_Instructions for the task_
Gather each line containing the string "values" from these entries.

_Data entries_
=-=-=-=-=
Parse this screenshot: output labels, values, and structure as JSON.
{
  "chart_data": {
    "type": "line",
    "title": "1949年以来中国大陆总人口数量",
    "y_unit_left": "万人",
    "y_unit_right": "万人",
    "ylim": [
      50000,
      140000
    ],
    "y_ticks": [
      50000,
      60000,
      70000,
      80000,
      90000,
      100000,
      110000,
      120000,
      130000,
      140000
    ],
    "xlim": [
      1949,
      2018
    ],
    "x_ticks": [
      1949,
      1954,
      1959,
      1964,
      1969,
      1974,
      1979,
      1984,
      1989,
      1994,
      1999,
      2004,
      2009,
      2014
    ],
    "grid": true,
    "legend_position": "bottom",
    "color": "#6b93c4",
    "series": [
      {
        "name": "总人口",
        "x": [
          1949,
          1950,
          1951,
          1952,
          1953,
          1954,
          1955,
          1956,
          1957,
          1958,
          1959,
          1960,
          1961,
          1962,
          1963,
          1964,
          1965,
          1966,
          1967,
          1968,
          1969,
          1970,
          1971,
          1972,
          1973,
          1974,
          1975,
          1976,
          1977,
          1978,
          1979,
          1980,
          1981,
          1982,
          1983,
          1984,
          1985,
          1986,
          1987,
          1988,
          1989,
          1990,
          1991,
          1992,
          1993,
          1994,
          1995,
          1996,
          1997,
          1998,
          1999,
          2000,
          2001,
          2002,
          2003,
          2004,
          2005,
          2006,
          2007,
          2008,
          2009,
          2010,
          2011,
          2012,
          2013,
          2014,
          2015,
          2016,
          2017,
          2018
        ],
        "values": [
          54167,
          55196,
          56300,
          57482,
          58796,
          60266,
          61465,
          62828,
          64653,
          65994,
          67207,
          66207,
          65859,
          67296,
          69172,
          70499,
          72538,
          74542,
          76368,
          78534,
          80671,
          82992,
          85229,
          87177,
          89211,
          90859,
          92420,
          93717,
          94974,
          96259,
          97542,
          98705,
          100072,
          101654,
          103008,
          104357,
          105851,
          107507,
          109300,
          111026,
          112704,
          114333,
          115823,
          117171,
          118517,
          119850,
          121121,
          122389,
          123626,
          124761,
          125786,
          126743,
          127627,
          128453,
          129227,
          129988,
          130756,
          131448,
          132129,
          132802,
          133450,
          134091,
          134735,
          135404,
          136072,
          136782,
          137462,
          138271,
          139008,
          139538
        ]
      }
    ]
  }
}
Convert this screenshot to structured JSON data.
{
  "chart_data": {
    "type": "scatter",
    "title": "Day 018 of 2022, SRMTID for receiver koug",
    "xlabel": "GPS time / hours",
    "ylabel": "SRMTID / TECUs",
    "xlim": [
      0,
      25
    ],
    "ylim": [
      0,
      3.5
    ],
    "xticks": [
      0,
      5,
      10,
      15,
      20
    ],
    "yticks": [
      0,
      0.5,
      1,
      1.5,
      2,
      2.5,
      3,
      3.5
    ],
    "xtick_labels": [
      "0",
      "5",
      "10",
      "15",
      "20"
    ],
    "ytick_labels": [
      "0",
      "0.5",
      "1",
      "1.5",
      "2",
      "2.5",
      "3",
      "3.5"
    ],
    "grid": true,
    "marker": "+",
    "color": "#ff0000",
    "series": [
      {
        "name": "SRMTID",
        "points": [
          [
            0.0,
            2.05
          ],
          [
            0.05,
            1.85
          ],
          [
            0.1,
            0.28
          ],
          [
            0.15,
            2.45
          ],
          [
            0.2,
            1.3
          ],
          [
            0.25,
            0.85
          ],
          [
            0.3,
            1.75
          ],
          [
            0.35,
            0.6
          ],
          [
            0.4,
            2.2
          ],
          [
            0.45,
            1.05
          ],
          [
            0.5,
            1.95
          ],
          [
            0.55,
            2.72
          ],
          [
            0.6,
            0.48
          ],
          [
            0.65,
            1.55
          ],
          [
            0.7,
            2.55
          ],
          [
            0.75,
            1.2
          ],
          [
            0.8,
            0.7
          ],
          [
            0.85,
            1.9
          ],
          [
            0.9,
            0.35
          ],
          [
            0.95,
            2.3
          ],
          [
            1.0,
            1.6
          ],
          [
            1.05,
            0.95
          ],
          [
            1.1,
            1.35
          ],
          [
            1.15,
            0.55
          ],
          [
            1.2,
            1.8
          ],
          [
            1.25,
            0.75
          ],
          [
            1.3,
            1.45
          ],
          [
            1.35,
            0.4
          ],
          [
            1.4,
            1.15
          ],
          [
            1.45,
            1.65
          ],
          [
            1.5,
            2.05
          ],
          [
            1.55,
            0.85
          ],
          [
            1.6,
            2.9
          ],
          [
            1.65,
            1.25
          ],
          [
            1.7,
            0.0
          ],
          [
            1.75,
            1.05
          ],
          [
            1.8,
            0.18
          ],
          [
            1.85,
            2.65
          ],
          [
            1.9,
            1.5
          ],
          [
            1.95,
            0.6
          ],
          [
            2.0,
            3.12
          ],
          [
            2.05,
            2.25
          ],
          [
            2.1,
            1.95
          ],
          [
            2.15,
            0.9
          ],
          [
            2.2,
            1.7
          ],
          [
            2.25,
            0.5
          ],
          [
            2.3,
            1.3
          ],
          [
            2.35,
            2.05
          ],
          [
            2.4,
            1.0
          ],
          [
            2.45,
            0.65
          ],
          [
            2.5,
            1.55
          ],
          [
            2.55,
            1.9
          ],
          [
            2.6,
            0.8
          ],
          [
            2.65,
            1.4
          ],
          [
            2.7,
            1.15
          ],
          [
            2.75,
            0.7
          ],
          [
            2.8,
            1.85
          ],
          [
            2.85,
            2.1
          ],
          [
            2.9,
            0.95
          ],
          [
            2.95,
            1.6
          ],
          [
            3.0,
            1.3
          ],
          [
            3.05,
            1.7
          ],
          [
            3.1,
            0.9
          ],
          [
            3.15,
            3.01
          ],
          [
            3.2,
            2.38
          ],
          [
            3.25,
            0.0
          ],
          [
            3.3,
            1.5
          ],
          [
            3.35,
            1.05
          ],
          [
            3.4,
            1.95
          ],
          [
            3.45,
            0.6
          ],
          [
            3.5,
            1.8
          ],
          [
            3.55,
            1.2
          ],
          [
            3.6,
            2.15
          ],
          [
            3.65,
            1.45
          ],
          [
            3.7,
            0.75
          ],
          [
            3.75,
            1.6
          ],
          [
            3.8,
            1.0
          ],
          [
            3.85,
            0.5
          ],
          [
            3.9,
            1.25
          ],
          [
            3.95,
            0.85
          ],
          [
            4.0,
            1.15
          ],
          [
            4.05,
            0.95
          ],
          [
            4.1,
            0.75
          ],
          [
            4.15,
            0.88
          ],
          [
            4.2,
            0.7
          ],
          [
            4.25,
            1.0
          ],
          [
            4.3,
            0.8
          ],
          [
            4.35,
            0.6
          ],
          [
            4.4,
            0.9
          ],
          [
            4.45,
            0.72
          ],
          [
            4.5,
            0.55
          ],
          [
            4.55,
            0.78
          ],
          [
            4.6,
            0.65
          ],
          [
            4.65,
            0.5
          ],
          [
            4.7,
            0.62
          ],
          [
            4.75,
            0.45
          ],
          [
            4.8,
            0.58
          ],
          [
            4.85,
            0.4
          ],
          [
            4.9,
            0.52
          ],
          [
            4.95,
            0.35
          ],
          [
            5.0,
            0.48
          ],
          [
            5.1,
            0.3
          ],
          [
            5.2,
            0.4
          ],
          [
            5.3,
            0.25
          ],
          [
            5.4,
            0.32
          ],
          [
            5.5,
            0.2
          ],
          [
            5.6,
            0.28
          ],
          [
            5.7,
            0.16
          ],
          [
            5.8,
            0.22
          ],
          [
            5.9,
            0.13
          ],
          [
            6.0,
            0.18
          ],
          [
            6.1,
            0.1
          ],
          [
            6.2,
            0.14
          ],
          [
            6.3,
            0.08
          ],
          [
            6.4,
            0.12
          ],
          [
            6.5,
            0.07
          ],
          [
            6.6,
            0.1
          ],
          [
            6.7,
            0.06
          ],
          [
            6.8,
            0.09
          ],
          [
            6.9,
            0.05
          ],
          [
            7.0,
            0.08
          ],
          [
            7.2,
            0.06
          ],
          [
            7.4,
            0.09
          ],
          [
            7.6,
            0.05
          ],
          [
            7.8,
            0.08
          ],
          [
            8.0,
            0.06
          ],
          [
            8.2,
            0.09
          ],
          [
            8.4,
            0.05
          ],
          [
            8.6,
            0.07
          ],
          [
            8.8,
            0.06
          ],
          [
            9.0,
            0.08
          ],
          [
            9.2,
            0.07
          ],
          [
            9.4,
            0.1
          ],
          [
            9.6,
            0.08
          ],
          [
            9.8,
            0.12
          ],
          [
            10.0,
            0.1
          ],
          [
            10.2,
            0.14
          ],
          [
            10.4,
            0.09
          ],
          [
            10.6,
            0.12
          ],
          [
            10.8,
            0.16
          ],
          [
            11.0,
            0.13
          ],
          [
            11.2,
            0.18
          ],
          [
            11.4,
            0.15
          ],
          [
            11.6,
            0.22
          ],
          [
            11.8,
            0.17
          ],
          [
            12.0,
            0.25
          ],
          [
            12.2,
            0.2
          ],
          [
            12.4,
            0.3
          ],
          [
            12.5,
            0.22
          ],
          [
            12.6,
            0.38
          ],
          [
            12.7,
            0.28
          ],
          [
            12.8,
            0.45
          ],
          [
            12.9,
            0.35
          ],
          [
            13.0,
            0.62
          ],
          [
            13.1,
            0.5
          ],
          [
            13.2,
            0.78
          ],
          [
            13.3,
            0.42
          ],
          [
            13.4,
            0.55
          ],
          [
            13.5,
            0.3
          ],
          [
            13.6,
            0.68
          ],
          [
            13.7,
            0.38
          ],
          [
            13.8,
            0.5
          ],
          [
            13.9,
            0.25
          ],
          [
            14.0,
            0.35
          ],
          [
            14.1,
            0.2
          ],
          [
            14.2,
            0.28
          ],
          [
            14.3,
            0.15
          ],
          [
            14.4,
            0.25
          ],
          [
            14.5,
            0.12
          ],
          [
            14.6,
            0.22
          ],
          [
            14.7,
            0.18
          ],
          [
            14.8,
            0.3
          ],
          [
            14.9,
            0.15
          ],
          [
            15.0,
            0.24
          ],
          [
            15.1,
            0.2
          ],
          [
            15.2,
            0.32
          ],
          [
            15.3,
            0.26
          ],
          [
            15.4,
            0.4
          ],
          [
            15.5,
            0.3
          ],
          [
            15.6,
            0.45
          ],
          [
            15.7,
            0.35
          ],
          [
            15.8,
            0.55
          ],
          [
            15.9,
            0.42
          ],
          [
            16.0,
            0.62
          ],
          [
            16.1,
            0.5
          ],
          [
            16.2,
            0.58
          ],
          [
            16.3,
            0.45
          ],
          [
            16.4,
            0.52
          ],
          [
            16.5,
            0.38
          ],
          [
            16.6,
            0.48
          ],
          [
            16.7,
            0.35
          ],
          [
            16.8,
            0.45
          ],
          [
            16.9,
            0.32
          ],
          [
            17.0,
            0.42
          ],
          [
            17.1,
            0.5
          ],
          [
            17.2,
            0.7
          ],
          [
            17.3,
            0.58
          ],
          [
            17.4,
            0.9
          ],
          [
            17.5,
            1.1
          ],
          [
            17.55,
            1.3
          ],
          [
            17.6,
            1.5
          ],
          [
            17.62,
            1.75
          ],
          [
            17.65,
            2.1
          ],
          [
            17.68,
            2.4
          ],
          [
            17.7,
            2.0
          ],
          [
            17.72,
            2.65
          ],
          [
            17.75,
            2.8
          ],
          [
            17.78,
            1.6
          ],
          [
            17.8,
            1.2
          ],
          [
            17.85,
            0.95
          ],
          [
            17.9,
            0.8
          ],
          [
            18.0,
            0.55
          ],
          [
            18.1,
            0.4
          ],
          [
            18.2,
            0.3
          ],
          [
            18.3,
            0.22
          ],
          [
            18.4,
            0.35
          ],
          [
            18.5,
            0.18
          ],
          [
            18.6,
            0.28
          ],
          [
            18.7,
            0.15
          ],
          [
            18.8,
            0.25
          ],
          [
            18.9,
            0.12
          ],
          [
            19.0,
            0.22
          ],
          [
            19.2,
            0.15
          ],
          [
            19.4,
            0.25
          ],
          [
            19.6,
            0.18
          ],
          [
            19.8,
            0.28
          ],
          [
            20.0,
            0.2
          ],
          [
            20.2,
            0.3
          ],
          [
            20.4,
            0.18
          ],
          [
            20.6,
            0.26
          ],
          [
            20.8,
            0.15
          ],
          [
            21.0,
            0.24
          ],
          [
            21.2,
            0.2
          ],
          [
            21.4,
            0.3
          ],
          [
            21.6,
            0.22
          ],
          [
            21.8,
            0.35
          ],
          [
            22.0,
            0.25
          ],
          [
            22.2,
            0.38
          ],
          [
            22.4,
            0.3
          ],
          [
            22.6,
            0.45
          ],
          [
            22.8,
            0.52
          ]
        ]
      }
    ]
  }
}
=-=-=-=-=
_Exercise answer_
Parse this screenshot: output labels, values, and structure as JSON.
        "values": [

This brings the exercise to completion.